• **WORK REQUIRED**
In the listing that follows, how many lines contain "bedrooms"? Give the number only.

-- BEGIN --

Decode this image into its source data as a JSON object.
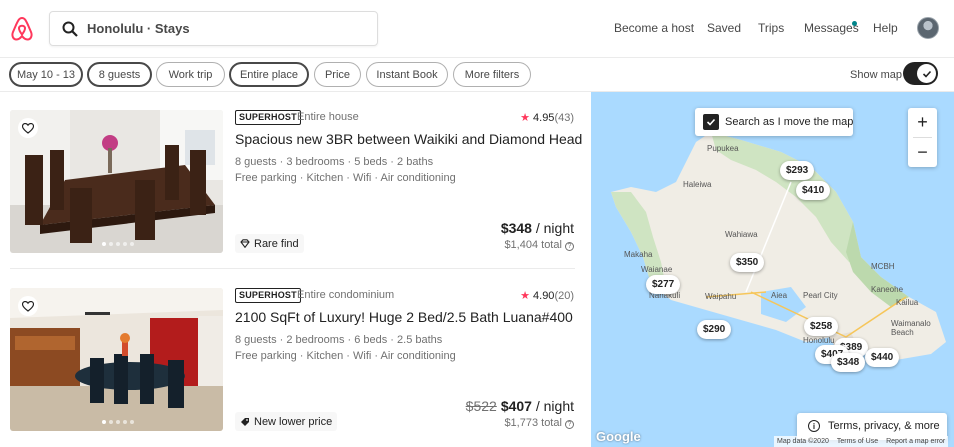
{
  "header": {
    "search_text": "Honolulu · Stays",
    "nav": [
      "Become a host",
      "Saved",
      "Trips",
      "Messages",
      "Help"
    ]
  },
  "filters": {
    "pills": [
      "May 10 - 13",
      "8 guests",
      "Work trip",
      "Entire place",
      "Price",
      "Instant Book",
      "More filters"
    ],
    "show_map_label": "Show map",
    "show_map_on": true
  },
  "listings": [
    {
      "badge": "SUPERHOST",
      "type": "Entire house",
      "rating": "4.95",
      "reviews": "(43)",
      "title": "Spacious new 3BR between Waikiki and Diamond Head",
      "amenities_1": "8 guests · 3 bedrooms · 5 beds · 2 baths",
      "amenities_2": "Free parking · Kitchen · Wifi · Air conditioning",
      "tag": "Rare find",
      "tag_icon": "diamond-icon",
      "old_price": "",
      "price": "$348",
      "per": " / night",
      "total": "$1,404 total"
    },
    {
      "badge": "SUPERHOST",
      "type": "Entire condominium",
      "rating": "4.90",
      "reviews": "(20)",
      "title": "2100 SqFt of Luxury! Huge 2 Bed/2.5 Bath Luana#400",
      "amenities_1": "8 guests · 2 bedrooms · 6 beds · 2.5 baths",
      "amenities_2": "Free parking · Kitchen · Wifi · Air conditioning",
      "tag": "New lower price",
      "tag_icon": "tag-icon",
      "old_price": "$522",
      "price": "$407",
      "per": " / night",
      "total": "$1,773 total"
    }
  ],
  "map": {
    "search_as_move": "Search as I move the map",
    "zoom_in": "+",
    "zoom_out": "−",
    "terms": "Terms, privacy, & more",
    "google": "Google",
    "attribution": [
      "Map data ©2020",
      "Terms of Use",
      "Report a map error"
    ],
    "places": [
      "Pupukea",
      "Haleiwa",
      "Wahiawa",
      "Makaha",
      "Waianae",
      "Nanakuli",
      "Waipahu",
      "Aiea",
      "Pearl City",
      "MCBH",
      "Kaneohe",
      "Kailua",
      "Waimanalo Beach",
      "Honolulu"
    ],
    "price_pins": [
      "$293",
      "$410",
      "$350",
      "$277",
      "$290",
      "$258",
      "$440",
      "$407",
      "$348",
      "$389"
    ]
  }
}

-- END --
-- BEGIN --

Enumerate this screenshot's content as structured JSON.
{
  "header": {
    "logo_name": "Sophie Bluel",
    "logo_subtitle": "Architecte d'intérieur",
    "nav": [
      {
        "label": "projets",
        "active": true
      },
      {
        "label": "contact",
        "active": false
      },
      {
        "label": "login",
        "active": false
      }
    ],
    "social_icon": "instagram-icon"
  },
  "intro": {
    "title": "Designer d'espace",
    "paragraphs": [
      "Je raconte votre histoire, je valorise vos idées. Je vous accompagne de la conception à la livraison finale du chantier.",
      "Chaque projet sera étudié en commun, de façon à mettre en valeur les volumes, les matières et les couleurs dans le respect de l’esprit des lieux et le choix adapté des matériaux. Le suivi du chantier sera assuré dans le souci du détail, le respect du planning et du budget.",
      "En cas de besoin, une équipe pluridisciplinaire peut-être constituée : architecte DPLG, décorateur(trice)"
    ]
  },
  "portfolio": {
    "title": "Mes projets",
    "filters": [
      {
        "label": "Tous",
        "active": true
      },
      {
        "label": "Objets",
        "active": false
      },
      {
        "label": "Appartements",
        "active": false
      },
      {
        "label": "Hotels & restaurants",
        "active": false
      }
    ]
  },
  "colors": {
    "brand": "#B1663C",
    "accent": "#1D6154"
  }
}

-- END --
-- BEGIN --

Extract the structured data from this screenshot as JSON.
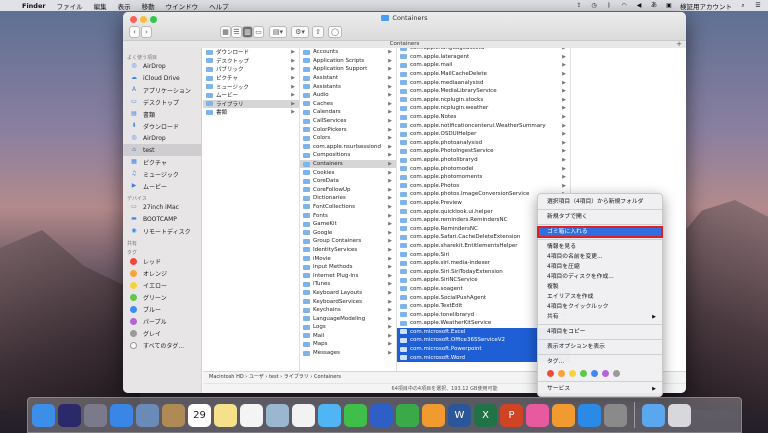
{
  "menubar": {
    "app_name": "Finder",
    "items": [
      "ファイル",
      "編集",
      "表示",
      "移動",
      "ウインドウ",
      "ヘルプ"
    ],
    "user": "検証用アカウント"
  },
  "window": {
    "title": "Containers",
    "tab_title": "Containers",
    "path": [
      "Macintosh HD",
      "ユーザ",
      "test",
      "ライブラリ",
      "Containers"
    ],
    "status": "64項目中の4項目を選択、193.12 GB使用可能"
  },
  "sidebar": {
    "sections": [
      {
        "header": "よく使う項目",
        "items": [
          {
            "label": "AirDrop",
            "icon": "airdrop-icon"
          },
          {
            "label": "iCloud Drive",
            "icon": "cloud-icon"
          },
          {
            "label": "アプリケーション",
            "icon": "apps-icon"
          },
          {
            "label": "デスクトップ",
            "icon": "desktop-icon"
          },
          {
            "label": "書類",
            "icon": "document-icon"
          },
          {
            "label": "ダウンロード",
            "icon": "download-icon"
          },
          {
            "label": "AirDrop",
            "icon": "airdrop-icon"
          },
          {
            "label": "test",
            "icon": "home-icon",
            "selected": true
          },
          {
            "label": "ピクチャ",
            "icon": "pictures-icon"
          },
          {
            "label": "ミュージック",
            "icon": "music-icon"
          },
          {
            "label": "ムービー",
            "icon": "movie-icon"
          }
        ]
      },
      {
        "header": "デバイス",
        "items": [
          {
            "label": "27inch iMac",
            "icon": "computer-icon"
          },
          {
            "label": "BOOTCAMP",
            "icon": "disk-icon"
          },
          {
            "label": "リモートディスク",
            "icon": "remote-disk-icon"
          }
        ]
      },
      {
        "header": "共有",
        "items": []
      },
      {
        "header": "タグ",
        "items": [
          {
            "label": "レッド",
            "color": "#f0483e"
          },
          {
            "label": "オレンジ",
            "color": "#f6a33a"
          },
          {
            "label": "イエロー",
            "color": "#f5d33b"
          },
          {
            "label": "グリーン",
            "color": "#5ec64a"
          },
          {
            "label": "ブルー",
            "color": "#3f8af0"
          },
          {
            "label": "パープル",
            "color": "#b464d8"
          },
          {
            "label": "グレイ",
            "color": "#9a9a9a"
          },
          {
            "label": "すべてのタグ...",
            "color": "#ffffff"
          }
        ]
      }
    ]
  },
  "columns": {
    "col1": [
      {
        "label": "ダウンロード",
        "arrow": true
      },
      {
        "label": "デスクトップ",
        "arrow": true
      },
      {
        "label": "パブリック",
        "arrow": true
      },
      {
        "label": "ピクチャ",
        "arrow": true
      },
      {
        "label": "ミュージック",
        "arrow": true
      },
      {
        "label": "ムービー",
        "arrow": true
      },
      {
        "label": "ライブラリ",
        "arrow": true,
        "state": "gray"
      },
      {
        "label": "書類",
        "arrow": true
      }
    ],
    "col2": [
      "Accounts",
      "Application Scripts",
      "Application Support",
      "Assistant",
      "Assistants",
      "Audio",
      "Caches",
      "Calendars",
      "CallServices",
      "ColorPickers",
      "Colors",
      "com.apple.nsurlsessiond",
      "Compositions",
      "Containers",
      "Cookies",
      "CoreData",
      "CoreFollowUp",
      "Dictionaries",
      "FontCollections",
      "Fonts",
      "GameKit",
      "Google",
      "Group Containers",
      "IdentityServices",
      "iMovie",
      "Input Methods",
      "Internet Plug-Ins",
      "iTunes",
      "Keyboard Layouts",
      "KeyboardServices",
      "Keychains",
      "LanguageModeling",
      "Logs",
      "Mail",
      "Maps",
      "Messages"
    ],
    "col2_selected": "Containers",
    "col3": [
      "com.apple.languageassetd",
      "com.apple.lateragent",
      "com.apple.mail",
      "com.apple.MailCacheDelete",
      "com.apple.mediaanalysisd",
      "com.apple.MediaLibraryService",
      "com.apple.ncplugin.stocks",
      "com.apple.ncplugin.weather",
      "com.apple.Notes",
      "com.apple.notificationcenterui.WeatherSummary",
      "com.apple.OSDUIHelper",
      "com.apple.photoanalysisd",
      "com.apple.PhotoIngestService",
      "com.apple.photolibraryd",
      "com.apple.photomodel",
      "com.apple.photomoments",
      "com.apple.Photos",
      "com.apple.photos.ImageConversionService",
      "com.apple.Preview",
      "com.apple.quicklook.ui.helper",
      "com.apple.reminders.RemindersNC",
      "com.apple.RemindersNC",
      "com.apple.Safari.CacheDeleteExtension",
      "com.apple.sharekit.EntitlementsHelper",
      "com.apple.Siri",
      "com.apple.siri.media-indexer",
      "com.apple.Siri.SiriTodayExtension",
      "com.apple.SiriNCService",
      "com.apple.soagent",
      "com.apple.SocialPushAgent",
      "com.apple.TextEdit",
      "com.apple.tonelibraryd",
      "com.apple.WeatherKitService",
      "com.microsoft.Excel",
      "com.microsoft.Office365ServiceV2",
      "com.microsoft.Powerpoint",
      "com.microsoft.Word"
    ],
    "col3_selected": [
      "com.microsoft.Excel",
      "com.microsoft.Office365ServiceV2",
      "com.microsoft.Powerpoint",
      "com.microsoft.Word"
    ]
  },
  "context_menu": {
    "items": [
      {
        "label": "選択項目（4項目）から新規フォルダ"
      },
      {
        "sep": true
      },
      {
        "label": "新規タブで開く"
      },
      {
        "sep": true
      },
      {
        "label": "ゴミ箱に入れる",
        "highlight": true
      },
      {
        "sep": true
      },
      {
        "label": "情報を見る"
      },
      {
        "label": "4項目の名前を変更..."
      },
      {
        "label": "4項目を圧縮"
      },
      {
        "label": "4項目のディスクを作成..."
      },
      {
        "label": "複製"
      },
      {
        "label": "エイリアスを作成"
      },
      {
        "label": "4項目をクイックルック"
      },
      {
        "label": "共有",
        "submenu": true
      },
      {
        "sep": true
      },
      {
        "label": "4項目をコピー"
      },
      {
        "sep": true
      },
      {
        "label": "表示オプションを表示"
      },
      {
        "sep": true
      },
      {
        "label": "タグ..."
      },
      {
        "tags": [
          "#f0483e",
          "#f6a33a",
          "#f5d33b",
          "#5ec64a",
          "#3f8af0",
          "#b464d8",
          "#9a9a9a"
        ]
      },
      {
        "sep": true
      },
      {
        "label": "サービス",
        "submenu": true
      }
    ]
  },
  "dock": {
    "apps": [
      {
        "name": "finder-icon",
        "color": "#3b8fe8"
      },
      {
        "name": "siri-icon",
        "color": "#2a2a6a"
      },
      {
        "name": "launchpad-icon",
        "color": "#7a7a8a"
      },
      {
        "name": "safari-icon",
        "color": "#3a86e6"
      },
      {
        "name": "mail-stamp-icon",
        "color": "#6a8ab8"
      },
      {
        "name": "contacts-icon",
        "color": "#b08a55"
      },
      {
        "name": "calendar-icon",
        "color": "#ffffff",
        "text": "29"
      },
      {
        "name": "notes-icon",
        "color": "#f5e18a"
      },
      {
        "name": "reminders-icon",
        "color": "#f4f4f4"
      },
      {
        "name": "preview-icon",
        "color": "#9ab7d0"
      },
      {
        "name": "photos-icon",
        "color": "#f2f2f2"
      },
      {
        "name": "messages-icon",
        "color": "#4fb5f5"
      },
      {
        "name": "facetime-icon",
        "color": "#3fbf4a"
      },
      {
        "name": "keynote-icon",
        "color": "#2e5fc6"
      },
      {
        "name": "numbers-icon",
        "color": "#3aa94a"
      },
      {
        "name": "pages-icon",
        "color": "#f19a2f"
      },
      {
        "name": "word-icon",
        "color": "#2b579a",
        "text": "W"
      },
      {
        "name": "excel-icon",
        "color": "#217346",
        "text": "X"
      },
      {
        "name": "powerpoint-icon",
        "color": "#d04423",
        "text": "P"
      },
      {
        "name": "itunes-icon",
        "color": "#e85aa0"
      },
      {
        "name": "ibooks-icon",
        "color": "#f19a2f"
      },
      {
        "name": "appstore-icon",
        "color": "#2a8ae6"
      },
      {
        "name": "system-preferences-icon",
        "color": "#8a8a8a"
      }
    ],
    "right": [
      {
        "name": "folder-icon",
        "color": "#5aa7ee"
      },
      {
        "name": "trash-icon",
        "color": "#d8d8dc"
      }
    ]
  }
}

-- END --

• **RESULT BELOW**
2